Exercise description: Reproduce the records. Keep every word exact and include no images.

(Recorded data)
╭──
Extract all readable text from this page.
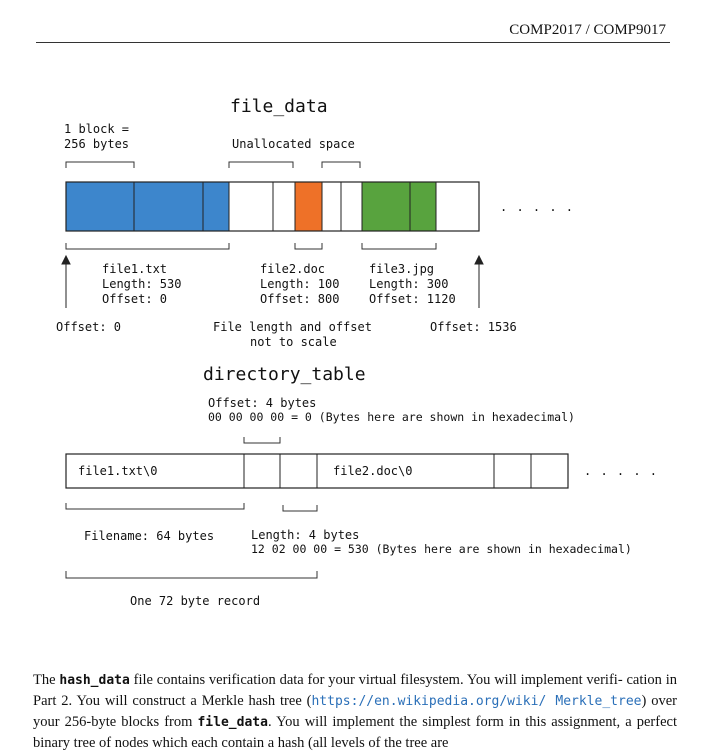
COMP2017 / COMP9017
file_data
1 block =
256 bytes	Unallocated space
. . . . .
file1.txt
Length: 530
Offset: 0
file2.doc
Length: 100
Offset: 800
file3.jpg
Length: 300
Offset: 1120
Offset: 0	Offset: 1536
File length and offset
not to scale
directory_table
Offset: 4 bytes
00 00 00 00 = 0 (Bytes here are shown in hexadecimal)
file1.txt\0	file2.doc\0	. . . . .
Filename: 64 bytes	Length: 4 bytes
12 02 00 00 = 530 (Bytes here are shown in hexadecimal)
One 72 byte record

The hash_data file contains verification data for your virtual filesystem. You will implement verifi- cation in Part 2. You will construct a Merkle hash tree (https://en.wikipedia.org/wiki/ Merkle_tree) over your 256-byte blocks from file_data. You will implement the simplest form in this assignment, a perfect binary tree of nodes which each contain a hash (all levels of the tree are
╰──
Expected answer:
Extract all readable text from this page.
COMP2017 / COMP9017
file_data
1 block =
256 bytes	Unallocated space
. . . . .
file1.txt
Length: 530
Offset: 0
file2.doc
Length: 100
Offset: 800
file3.jpg
Length: 300
Offset: 1120
Offset: 0	Offset: 1536
File length and offset
not to scale
directory_table
Offset: 4 bytes
00 00 00 00 = 0 (Bytes here are shown in hexadecimal)
file1.txt\0	file2.doc\0	. . . . .
Filename: 64 bytes	Length: 4 bytes
12 02 00 00 = 530 (Bytes here are shown in hexadecimal)
One 72 byte record

The hash_data file contains verification data for your virtual filesystem. You will implement verifi- cation in Part 2. You will construct a Merkle hash tree (https://en.wikipedia.org/wiki/ Merkle_tree) over your 256-byte blocks from file_data. You will implement the simplest form in this assignment, a perfect binary tree of nodes which each contain a hash (all levels of the tree are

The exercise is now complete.